#### [Items from a dataset]
--- begin ---

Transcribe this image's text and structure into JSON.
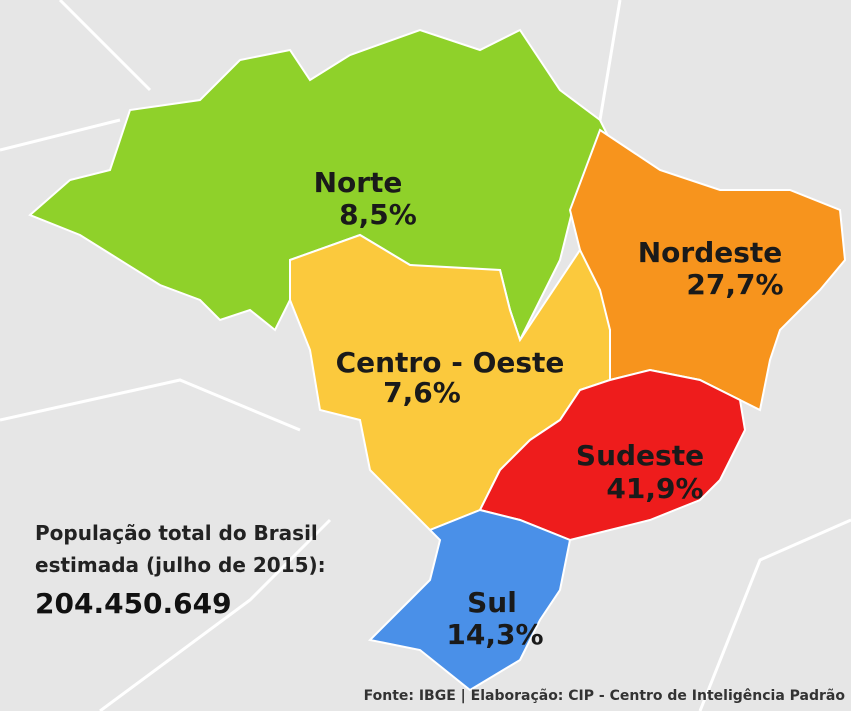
{
  "regions": [
    {
      "name": "Norte",
      "share": "8,5%"
    },
    {
      "name": "Nordeste",
      "share": "27,7%"
    },
    {
      "name": "Centro - Oeste",
      "share": "7,6%"
    },
    {
      "name": "Sudeste",
      "share": "41,9%"
    },
    {
      "name": "Sul",
      "share": "14,3%"
    }
  ],
  "caption": {
    "line1": "População total do Brasil",
    "line2": "estimada (julho de 2015):",
    "total": "204.450.649"
  },
  "source": "Fonte: IBGE | Elaboração: CIP - Centro de Inteligência Padrão"
}
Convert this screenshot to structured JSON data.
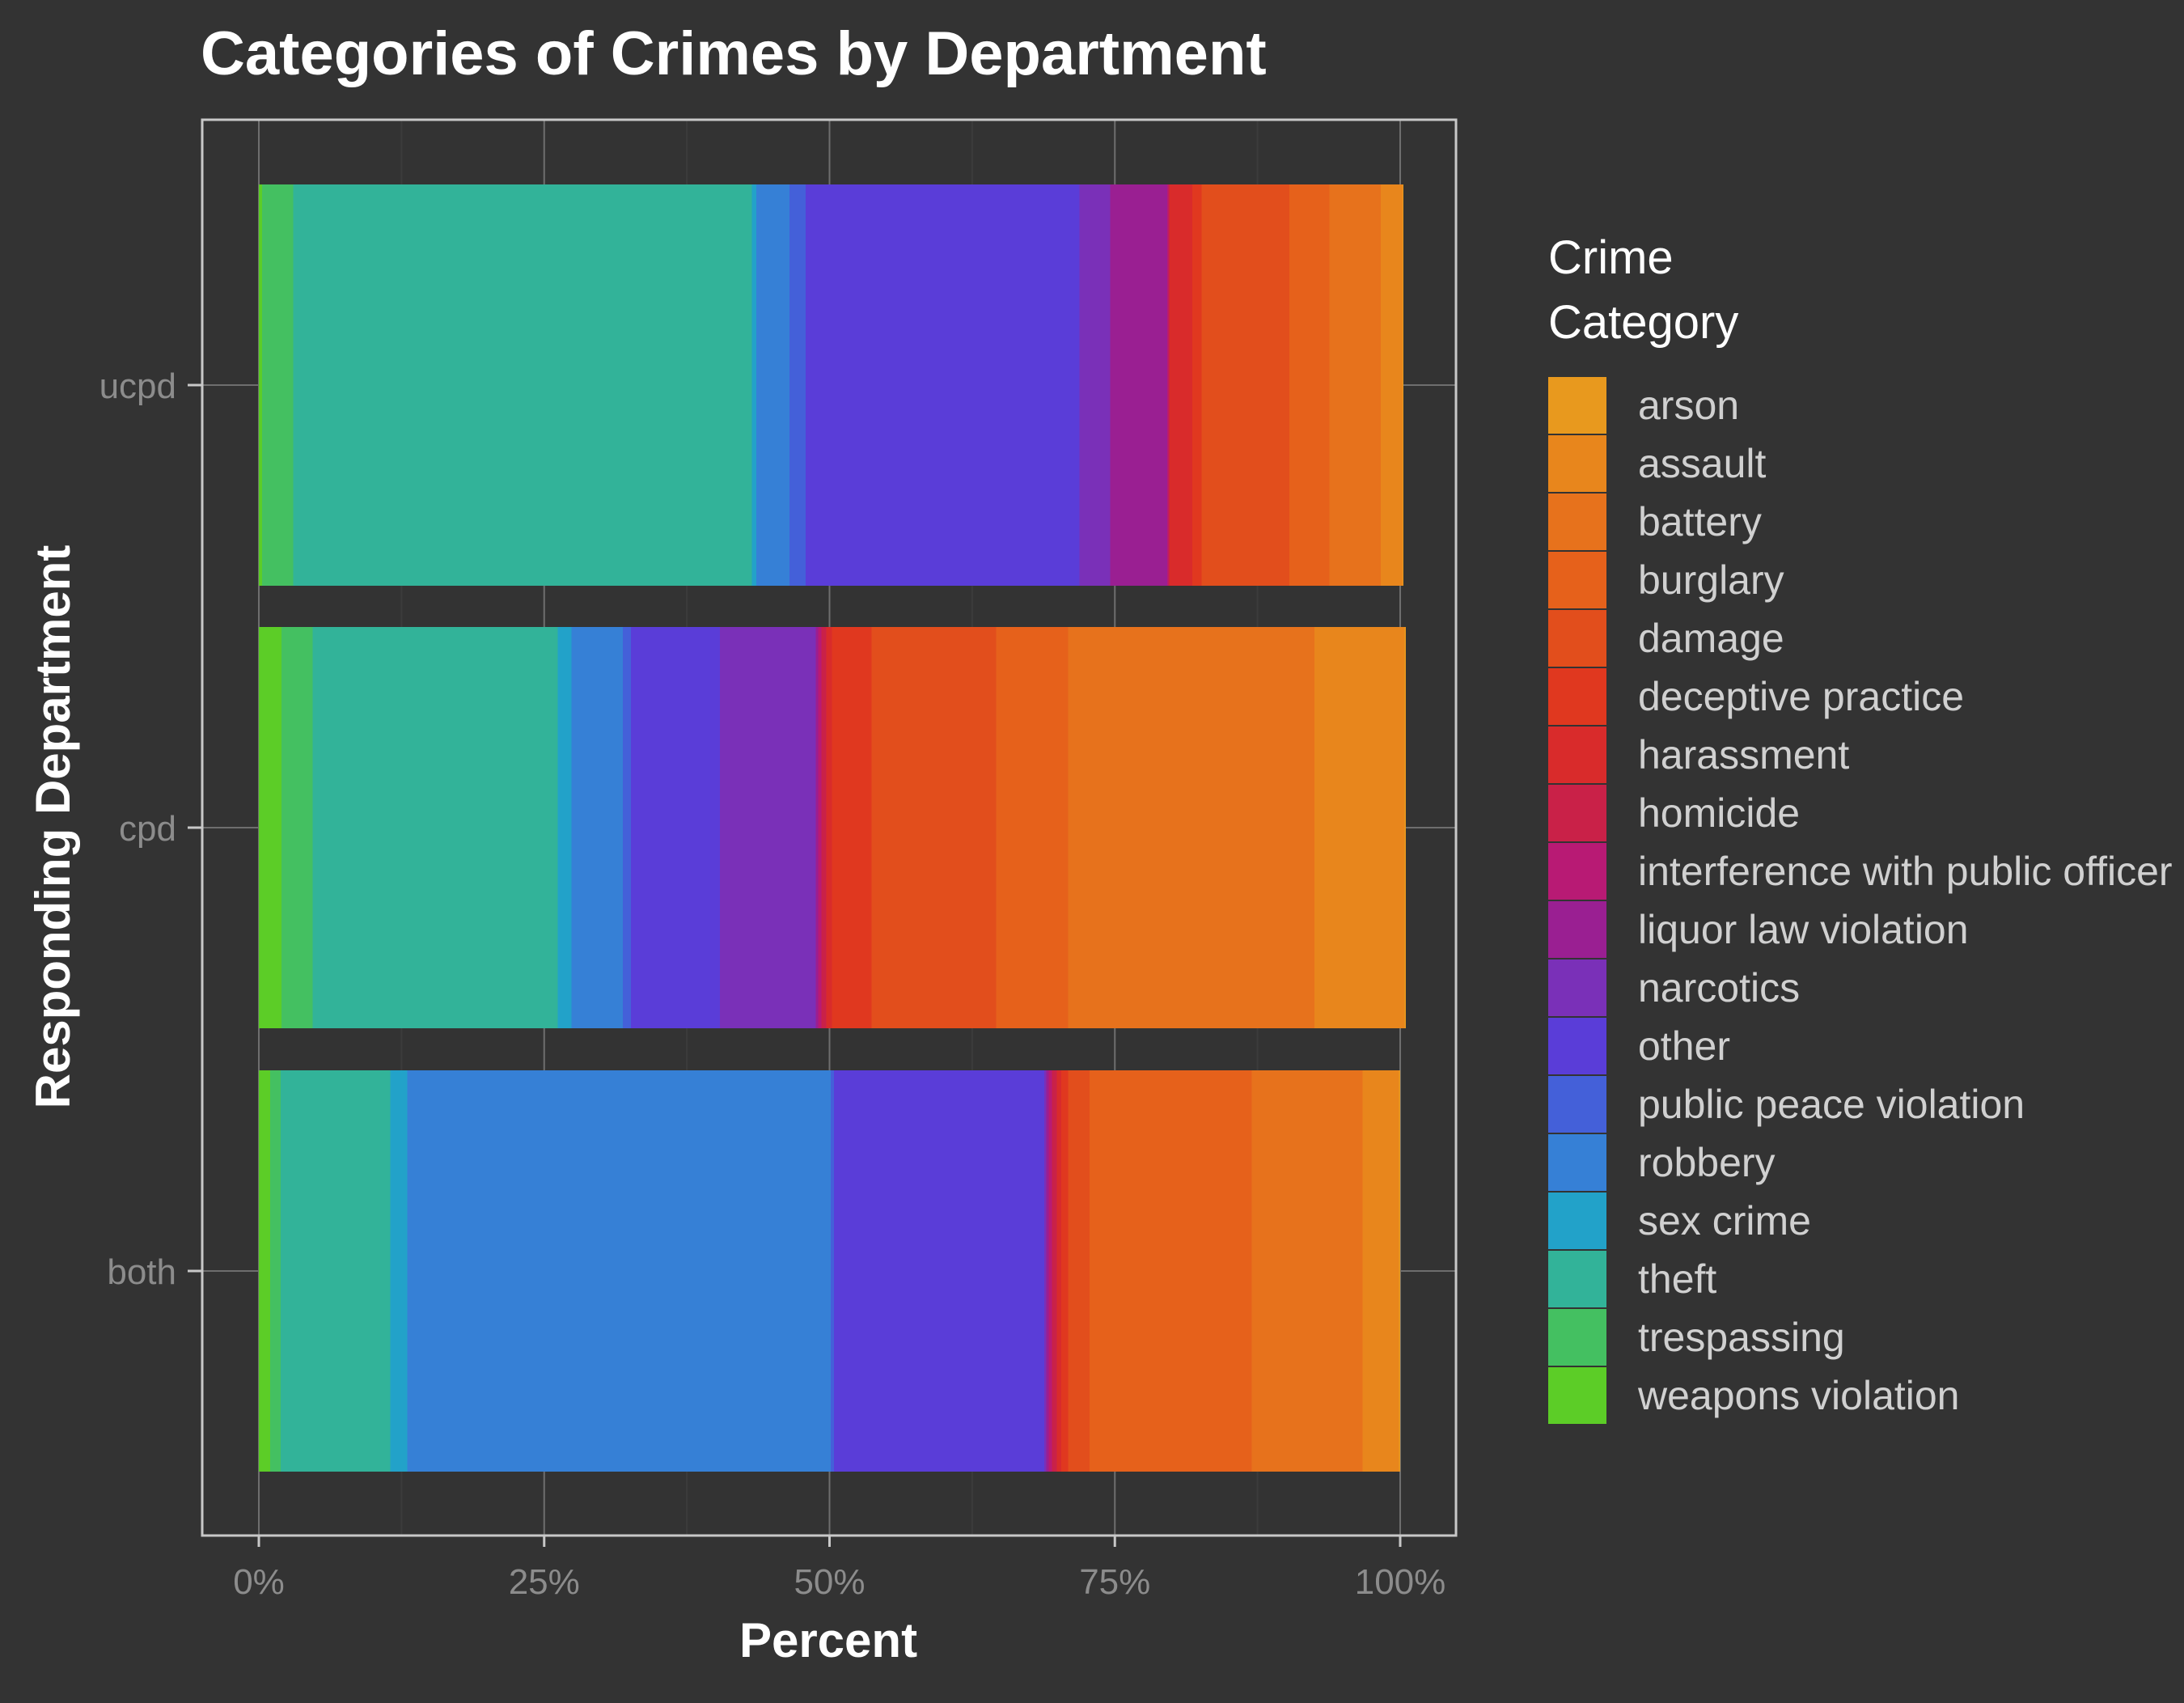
{
  "chart_data": {
    "type": "bar",
    "orientation": "horizontal",
    "stacked": true,
    "title": "Categories of Crimes by Department",
    "xlabel": "Percent",
    "ylabel": "Responding Department",
    "xlim": [
      0,
      100
    ],
    "x_ticks": [
      "0%",
      "25%",
      "50%",
      "75%",
      "100%"
    ],
    "grid": true,
    "legend_title": [
      "Crime",
      "Category"
    ],
    "legend_position": "right",
    "categories": [
      "ucpd",
      "cpd",
      "both"
    ],
    "series": [
      {
        "name": "weapons violation",
        "color": "#5ccd27",
        "values": [
          0.3,
          2.0,
          1.0
        ]
      },
      {
        "name": "trespassing",
        "color": "#44c061",
        "values": [
          2.7,
          2.7,
          0.9
        ]
      },
      {
        "name": "theft",
        "color": "#32b399",
        "values": [
          40.2,
          21.5,
          9.6
        ]
      },
      {
        "name": "sex crime",
        "color": "#22a2c9",
        "values": [
          0.4,
          1.2,
          1.5
        ]
      },
      {
        "name": "robbery",
        "color": "#3680d6",
        "values": [
          2.9,
          4.5,
          37.1
        ]
      },
      {
        "name": "public peace violation",
        "color": "#4460d9",
        "values": [
          1.4,
          0.7,
          0.3
        ]
      },
      {
        "name": "other",
        "color": "#5a3dd8",
        "values": [
          24.0,
          7.8,
          18.4
        ]
      },
      {
        "name": "narcotics",
        "color": "#7a30b8",
        "values": [
          2.7,
          8.4,
          0.2
        ]
      },
      {
        "name": "liquor law violation",
        "color": "#9a1f92",
        "values": [
          5.0,
          0.2,
          0.2
        ]
      },
      {
        "name": "interference with public officer",
        "color": "#b81a74",
        "values": [
          0.1,
          0.3,
          0.3
        ]
      },
      {
        "name": "homicide",
        "color": "#c92148",
        "values": [
          0.1,
          0.4,
          0.4
        ]
      },
      {
        "name": "harassment",
        "color": "#d92b2b",
        "values": [
          2.0,
          0.5,
          0.4
        ]
      },
      {
        "name": "deceptive practice",
        "color": "#e0381f",
        "values": [
          0.8,
          3.5,
          0.6
        ]
      },
      {
        "name": "damage",
        "color": "#e24e1c",
        "values": [
          7.7,
          10.9,
          1.9
        ]
      },
      {
        "name": "burglary",
        "color": "#e6611b",
        "values": [
          3.5,
          6.3,
          14.2
        ]
      },
      {
        "name": "battery",
        "color": "#e7721c",
        "values": [
          4.5,
          21.6,
          9.7
        ]
      },
      {
        "name": "assault",
        "color": "#e8861c",
        "values": [
          1.9,
          7.9,
          3.2
        ]
      },
      {
        "name": "arson",
        "color": "#e8991e",
        "values": [
          0.1,
          0.1,
          0.1
        ]
      }
    ]
  }
}
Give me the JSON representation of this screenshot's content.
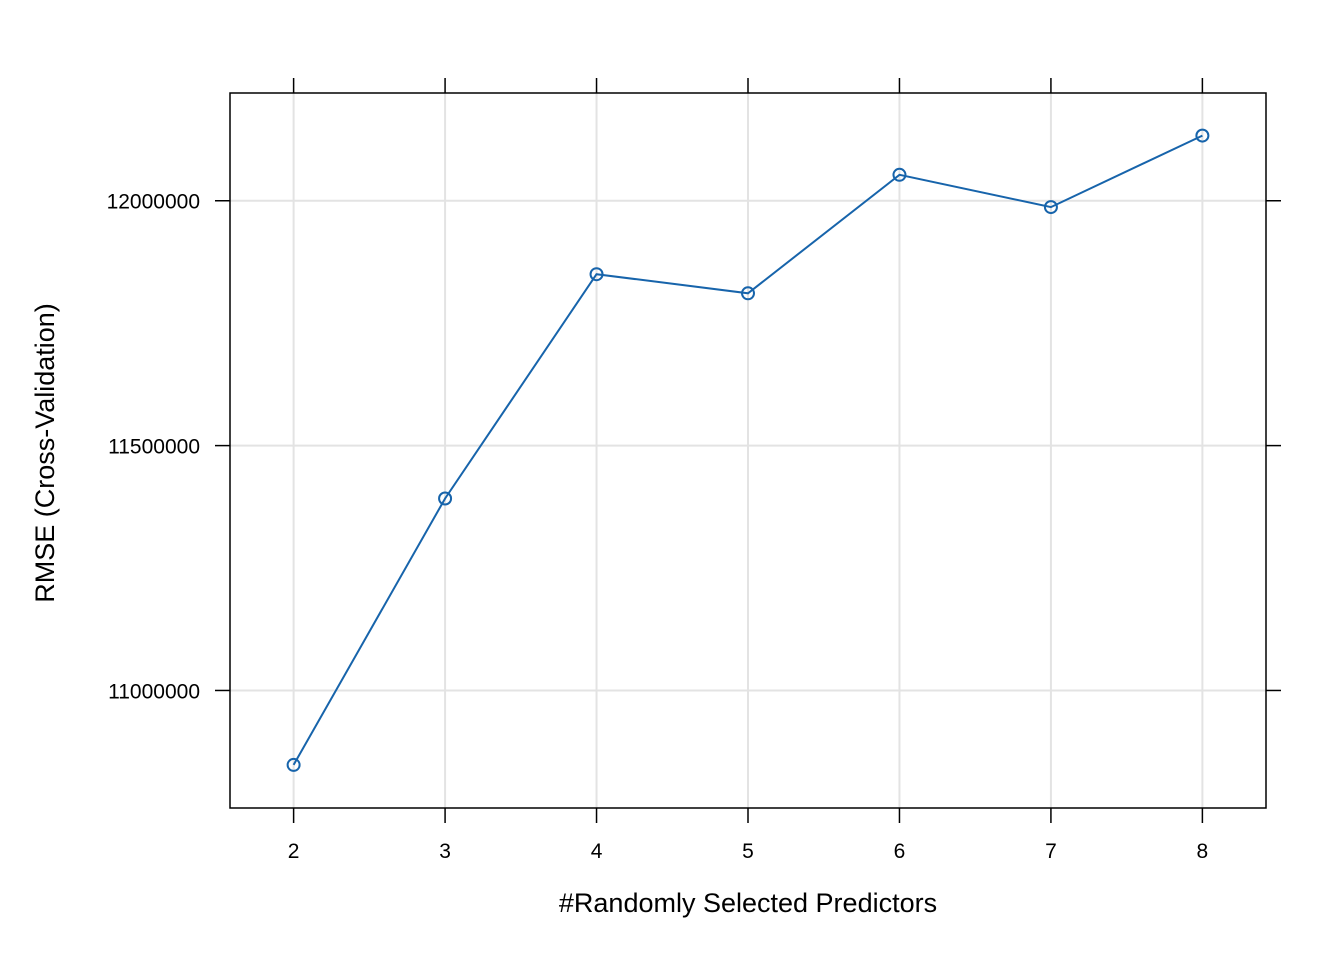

--- end ---

Leave the pictures out and reproduce each record exactly as written.

#### [EXERCISE RESPONSE]
Transcribe this image's text and structure into JSON.
{
  "regions": [
    {
      "name": "Norte",
      "share": "8,5%"
    },
    {
      "name": "Nordeste",
      "share": "27,7%"
    },
    {
      "name": "Centro - Oeste",
      "share": "7,6%"
    },
    {
      "name": "Sudeste",
      "share": "41,9%"
    },
    {
      "name": "Sul",
      "share": "14,3%"
    }
  ],
  "caption": {
    "line1": "População total do Brasil",
    "line2": "estimada (julho de 2015):",
    "total": "204.450.649"
  },
  "source": "Fonte: IBGE | Elaboração: CIP - Centro de Inteligência Padrão"
}
Convert this screenshot to structured JSON data.
{
  "chart_data": {
    "type": "bar",
    "orientation": "horizontal",
    "stacked": true,
    "title": "Categories of Crimes by Department",
    "xlabel": "Percent",
    "ylabel": "Responding Department",
    "xlim": [
      0,
      100
    ],
    "x_ticks": [
      "0%",
      "25%",
      "50%",
      "75%",
      "100%"
    ],
    "grid": true,
    "legend_title": [
      "Crime",
      "Category"
    ],
    "legend_position": "right",
    "categories": [
      "ucpd",
      "cpd",
      "both"
    ],
    "series": [
      {
        "name": "weapons violation",
        "color": "#5ccd27",
        "values": [
          0.3,
          2.0,
          1.0
        ]
      },
      {
        "name": "trespassing",
        "color": "#44c061",
        "values": [
          2.7,
          2.7,
          0.9
        ]
      },
      {
        "name": "theft",
        "color": "#32b399",
        "values": [
          40.2,
          21.5,
          9.6
        ]
      },
      {
        "name": "sex crime",
        "color": "#22a2c9",
        "values": [
          0.4,
          1.2,
          1.5
        ]
      },
      {
        "name": "robbery",
        "color": "#3680d6",
        "values": [
          2.9,
          4.5,
          37.1
        ]
      },
      {
        "name": "public peace violation",
        "color": "#4460d9",
        "values": [
          1.4,
          0.7,
          0.3
        ]
      },
      {
        "name": "other",
        "color": "#5a3dd8",
        "values": [
          24.0,
          7.8,
          18.4
        ]
      },
      {
        "name": "narcotics",
        "color": "#7a30b8",
        "values": [
          2.7,
          8.4,
          0.2
        ]
      },
      {
        "name": "liquor law violation",
        "color": "#9a1f92",
        "values": [
          5.0,
          0.2,
          0.2
        ]
      },
      {
        "name": "interference with public officer",
        "color": "#b81a74",
        "values": [
          0.1,
          0.3,
          0.3
        ]
      },
      {
        "name": "homicide",
        "color": "#c92148",
        "values": [
          0.1,
          0.4,
          0.4
        ]
      },
      {
        "name": "harassment",
        "color": "#d92b2b",
        "values": [
          2.0,
          0.5,
          0.4
        ]
      },
      {
        "name": "deceptive practice",
        "color": "#e0381f",
        "values": [
          0.8,
          3.5,
          0.6
        ]
      },
      {
        "name": "damage",
        "color": "#e24e1c",
        "values": [
          7.7,
          10.9,
          1.9
        ]
      },
      {
        "name": "burglary",
        "color": "#e6611b",
        "values": [
          3.5,
          6.3,
          14.2
        ]
      },
      {
        "name": "battery",
        "color": "#e7721c",
        "values": [
          4.5,
          21.6,
          9.7
        ]
      },
      {
        "name": "assault",
        "color": "#e8861c",
        "values": [
          1.9,
          7.9,
          3.2
        ]
      },
      {
        "name": "arson",
        "color": "#e8991e",
        "values": [
          0.1,
          0.1,
          0.1
        ]
      }
    ]
  }
}
Give me the JSON representation of this screenshot's content.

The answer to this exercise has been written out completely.